Material for this task =>
==*==

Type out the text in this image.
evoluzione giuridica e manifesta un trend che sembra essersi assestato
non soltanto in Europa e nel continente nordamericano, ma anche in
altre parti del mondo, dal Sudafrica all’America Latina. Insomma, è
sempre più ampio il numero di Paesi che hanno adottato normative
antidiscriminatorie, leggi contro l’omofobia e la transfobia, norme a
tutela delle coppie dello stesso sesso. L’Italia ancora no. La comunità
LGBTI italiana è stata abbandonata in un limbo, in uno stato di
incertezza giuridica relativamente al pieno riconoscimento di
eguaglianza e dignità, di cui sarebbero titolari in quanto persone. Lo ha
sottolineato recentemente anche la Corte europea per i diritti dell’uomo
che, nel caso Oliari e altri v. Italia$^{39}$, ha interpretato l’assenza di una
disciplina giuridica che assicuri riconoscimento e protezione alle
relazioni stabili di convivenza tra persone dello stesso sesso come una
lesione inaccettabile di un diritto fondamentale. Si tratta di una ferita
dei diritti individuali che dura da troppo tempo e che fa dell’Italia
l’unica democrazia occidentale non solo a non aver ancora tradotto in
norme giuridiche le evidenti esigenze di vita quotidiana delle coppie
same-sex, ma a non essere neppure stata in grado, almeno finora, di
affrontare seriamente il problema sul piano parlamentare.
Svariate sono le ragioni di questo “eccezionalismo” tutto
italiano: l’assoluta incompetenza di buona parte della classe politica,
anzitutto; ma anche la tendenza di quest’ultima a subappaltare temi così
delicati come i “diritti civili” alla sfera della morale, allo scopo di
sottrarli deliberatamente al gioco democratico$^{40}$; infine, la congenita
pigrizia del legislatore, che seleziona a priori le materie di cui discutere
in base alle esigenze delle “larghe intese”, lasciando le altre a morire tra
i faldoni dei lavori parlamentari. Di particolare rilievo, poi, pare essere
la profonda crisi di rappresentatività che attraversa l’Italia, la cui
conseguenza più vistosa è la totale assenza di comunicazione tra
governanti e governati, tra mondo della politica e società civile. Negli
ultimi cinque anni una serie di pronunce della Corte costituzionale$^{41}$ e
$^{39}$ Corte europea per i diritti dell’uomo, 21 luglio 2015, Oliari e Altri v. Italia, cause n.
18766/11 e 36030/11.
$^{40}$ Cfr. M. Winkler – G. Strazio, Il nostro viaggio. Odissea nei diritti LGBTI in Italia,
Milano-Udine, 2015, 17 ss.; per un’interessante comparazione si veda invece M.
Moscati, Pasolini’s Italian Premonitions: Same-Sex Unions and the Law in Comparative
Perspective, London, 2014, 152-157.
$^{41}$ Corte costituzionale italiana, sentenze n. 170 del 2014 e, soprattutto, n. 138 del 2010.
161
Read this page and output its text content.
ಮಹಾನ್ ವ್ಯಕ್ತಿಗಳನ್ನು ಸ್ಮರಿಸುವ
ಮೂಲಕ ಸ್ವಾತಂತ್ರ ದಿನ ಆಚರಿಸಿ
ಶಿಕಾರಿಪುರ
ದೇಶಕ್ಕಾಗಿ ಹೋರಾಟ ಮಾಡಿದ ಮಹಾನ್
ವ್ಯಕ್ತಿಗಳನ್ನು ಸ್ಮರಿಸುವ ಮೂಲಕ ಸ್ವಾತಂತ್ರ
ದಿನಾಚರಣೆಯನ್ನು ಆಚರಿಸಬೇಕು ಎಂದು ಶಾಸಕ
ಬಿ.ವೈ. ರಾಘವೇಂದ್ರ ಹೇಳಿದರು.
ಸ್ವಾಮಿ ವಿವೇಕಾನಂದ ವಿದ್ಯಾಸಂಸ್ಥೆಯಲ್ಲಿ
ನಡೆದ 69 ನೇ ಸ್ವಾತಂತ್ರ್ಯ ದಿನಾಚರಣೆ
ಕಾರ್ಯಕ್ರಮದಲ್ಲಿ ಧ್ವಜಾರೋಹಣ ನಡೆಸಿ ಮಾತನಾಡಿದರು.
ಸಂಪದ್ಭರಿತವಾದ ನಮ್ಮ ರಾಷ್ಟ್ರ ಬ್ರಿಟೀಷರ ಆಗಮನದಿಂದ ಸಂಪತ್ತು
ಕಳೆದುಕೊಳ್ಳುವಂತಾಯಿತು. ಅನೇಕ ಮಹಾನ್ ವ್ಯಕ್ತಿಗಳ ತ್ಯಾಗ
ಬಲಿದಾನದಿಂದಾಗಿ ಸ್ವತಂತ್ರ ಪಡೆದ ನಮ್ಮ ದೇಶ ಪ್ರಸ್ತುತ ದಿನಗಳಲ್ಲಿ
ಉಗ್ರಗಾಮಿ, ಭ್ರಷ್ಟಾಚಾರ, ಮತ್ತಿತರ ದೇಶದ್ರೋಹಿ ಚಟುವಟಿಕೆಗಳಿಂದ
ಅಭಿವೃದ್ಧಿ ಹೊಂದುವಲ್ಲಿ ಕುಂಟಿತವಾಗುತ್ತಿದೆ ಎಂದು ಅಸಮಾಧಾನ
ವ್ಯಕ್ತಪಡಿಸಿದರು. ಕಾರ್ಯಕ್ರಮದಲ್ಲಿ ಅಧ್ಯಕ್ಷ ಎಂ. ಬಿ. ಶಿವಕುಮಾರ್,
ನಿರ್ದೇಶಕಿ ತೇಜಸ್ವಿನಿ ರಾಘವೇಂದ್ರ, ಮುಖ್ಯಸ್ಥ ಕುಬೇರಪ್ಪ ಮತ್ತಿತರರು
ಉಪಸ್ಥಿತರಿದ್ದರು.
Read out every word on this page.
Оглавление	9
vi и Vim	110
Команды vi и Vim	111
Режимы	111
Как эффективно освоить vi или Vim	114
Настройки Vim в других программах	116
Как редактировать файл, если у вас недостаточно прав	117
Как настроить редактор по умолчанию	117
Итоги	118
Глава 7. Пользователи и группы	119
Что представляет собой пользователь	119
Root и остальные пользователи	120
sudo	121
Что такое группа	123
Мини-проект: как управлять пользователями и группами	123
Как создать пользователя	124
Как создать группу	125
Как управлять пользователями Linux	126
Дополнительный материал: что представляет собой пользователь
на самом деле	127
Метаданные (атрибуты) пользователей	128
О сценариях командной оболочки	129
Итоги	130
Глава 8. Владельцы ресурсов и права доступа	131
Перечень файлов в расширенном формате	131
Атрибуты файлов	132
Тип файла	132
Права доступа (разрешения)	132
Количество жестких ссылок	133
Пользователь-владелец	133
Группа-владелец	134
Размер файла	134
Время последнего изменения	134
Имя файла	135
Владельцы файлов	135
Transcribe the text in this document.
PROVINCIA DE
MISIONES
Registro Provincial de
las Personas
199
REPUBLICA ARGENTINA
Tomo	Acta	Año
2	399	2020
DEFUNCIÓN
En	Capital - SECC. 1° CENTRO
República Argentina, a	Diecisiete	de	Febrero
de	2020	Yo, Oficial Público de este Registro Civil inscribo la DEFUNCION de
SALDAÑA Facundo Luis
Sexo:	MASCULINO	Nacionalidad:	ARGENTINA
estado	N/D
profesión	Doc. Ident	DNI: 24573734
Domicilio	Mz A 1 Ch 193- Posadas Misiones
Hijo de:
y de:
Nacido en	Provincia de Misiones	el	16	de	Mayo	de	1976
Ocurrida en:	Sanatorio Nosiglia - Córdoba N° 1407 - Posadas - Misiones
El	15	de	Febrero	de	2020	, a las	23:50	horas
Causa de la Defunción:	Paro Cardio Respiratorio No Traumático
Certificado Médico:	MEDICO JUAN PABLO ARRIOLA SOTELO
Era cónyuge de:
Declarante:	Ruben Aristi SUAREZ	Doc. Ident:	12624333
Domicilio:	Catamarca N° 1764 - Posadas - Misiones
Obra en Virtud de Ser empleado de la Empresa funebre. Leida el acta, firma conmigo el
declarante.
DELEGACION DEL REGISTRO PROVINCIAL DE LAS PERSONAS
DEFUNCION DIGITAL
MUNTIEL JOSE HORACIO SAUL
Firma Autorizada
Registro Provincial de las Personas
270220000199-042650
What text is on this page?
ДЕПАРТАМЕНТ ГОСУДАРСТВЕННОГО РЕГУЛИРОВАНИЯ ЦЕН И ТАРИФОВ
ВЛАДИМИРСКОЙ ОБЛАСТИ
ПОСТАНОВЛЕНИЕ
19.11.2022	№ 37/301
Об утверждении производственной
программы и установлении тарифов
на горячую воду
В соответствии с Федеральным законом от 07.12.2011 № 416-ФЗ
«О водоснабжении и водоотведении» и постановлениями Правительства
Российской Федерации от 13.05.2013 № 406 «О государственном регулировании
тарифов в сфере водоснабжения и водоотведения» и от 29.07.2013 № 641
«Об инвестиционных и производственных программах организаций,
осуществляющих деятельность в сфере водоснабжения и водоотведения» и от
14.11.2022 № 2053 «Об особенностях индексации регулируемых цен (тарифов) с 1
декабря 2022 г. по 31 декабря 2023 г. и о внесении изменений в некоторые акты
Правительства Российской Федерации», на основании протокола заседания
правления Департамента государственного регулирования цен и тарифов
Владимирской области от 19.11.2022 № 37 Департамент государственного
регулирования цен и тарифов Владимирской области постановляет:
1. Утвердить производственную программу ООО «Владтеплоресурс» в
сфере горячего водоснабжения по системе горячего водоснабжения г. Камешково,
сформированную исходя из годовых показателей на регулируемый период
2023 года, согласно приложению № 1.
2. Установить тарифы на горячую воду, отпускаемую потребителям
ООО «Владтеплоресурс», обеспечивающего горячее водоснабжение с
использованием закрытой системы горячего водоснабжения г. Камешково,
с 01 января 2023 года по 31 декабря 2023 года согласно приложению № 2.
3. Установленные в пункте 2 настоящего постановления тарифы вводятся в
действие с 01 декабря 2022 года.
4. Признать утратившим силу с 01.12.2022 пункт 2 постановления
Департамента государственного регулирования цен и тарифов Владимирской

==*==

Written exercise => Using the listing above, pull out all lines that hold the word "Владтеплоресурс".

Answer to this exercise =>
1. Утвердить производственную программу ООО «Владтеплоресурс» в
ООО «Владтеплоресурс», обеспечивающего горячее водоснабжение с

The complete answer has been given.